Task objective:
Find the string "Diego" in the records. Copy every line it appears in.

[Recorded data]
>>>>>
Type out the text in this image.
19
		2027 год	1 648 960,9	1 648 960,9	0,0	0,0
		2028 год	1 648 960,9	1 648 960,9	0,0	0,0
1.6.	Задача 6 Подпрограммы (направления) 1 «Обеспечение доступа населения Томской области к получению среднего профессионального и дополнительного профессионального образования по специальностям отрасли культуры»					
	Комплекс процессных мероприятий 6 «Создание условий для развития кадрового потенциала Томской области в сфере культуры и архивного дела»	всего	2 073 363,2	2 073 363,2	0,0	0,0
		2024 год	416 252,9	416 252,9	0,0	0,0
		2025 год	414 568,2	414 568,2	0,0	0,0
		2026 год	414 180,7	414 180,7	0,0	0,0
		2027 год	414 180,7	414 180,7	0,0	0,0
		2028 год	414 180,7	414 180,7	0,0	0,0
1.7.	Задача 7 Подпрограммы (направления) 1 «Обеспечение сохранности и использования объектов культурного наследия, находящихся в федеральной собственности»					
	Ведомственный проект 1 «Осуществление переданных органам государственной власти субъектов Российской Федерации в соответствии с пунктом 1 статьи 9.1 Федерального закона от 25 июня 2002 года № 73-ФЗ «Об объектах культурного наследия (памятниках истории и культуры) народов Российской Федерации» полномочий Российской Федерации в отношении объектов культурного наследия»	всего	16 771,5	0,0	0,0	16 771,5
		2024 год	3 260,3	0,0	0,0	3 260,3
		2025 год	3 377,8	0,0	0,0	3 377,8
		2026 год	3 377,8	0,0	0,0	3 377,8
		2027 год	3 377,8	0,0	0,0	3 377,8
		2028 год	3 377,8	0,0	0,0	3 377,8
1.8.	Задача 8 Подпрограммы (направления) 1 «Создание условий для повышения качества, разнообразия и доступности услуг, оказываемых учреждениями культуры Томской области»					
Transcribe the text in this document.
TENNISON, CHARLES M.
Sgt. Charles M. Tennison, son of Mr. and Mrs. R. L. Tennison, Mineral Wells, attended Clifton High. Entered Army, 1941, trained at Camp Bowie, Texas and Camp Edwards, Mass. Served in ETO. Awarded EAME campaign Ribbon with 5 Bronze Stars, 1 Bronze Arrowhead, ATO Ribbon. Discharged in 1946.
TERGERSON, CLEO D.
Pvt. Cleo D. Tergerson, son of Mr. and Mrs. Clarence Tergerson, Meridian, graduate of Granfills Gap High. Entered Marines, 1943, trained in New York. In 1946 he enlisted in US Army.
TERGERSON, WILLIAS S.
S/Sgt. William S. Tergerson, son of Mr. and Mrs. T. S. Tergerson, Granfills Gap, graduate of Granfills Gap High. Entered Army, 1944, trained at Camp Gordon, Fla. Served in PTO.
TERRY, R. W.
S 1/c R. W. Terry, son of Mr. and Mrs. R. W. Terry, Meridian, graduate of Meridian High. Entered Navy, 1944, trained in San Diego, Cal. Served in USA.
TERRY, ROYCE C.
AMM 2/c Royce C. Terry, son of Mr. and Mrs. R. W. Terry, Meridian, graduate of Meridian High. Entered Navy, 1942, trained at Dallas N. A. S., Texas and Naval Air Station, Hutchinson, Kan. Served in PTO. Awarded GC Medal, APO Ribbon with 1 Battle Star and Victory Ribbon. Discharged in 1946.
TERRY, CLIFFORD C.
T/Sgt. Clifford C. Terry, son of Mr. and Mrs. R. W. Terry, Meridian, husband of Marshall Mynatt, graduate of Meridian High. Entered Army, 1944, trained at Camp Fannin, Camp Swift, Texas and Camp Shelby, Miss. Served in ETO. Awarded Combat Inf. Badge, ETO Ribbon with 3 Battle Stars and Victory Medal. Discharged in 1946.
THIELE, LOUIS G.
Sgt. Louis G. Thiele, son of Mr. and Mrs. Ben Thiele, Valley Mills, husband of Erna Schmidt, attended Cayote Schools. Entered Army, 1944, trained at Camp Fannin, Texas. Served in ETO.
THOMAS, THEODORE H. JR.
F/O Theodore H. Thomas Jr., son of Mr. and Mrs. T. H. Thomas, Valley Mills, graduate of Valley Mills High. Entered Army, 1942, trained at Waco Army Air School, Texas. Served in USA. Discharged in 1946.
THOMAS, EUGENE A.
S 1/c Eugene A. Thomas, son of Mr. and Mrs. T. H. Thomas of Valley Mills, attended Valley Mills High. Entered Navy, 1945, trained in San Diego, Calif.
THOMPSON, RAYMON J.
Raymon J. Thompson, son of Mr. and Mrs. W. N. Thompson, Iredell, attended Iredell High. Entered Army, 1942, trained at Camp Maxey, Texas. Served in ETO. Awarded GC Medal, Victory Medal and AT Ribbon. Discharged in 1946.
<<<<<
Answer to this task:
S 1/c R. W. Terry, son of Mr. and Mrs. R. W. Terry, Meridian, graduate of Meridian High. Entered Navy, 1944, trained in San Diego, Cal. Served in USA.
S 1/c Eugene A. Thomas, son of Mr. and Mrs. T. H. Thomas of Valley Mills, attended Valley Mills High. Entered Navy, 1945, trained in San Diego, Calif.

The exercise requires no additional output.